--- begin ---
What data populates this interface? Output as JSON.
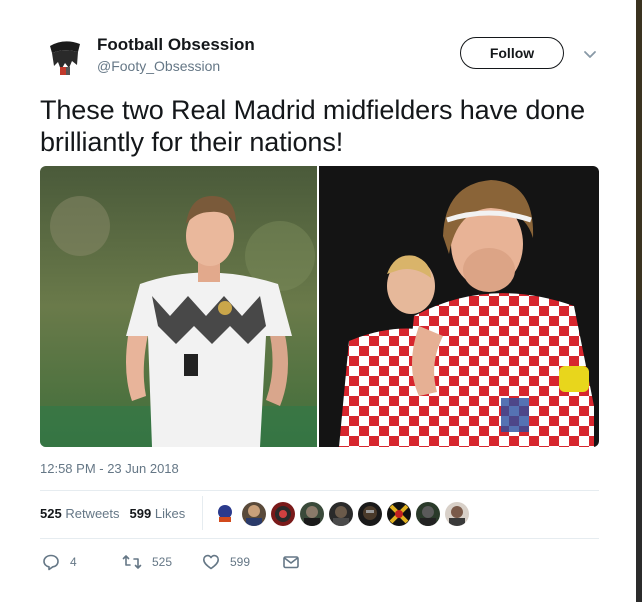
{
  "user": {
    "display_name": "Football Obsession",
    "handle": "@Footy_Obsession"
  },
  "follow_label": "Follow",
  "tweet": {
    "text": "These two Real Madrid midfielders have done brilliantly for their nations!",
    "timestamp": "12:58 PM - 23 Jun 2018"
  },
  "stats": {
    "retweets_count": "525",
    "retweets_label": "Retweets",
    "likes_count": "599",
    "likes_label": "Likes"
  },
  "actions": {
    "reply_count": "4",
    "retweet_count": "525",
    "like_count": "599"
  },
  "icons": {
    "reply": "reply-icon",
    "retweet": "retweet-icon",
    "like": "heart-icon",
    "dm": "envelope-icon",
    "more": "chevron-down-icon"
  },
  "colors": {
    "text": "#14171a",
    "secondary": "#657786",
    "divider": "#e6ecf0"
  }
}
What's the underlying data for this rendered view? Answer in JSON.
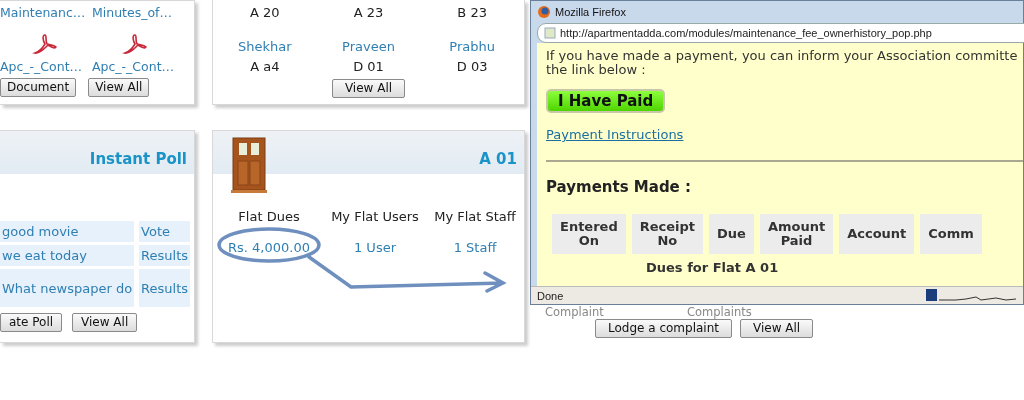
{
  "documents_card": {
    "files": [
      {
        "name": "Maintenanc…"
      },
      {
        "name": "Minutes_of…"
      }
    ],
    "pdf_files": [
      {
        "name": "Apc_-_Cont…"
      },
      {
        "name": "Apc_-_Cont…"
      }
    ],
    "buttons": [
      "Document",
      "View All"
    ]
  },
  "members_card": {
    "flats": [
      "A 20",
      "A 23",
      "B 23"
    ],
    "members": [
      {
        "name": "Shekhar",
        "flat": "A a4"
      },
      {
        "name": "Praveen",
        "flat": "D 01"
      },
      {
        "name": "Prabhu",
        "flat": "D 03"
      }
    ],
    "button": "View All"
  },
  "poll_card": {
    "title": "Instant Poll",
    "polls": [
      {
        "question": "good movie",
        "action": "Vote"
      },
      {
        "question": "we eat today",
        "action": "Results"
      },
      {
        "question": "What newspaper do",
        "action": "Results"
      }
    ],
    "buttons": [
      "ate Poll",
      "View All"
    ]
  },
  "flat_card": {
    "title": "A 01",
    "columns": [
      {
        "heading": "Flat Dues",
        "value": "Rs. 4,000.00",
        "circled": true
      },
      {
        "heading": "My Flat Users",
        "value": "1 User",
        "circled": false
      },
      {
        "heading": "My Flat Staff",
        "value": "1 Staff",
        "circled": false
      }
    ]
  },
  "popup": {
    "title": "Mozilla Firefox",
    "url": "http://apartmentadda.com/modules/maintenance_fee_ownerhistory_pop.php",
    "message_lines": [
      "If you have made a payment, you can inform your Association committe",
      "the link below :"
    ],
    "paid_button": "I Have Paid",
    "instructions_link": "Payment Instructions",
    "section_title": "Payments Made :",
    "table": {
      "columns": [
        "Entered On",
        "Receipt No",
        "Due",
        "Amount Paid",
        "Account",
        "Comm"
      ],
      "group_row": "Dues for Flat A 01"
    },
    "status": "Done"
  },
  "complaints": {
    "labels": [
      "Complaint",
      "Complaints"
    ],
    "buttons": [
      "Lodge a complaint",
      "View All"
    ]
  }
}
--- end ---
• [TASK TO COMPLETE]
Of the lines in this material, state how many hold the string "heading". Write no other words.

• [EXERCISE RESPONSE]
3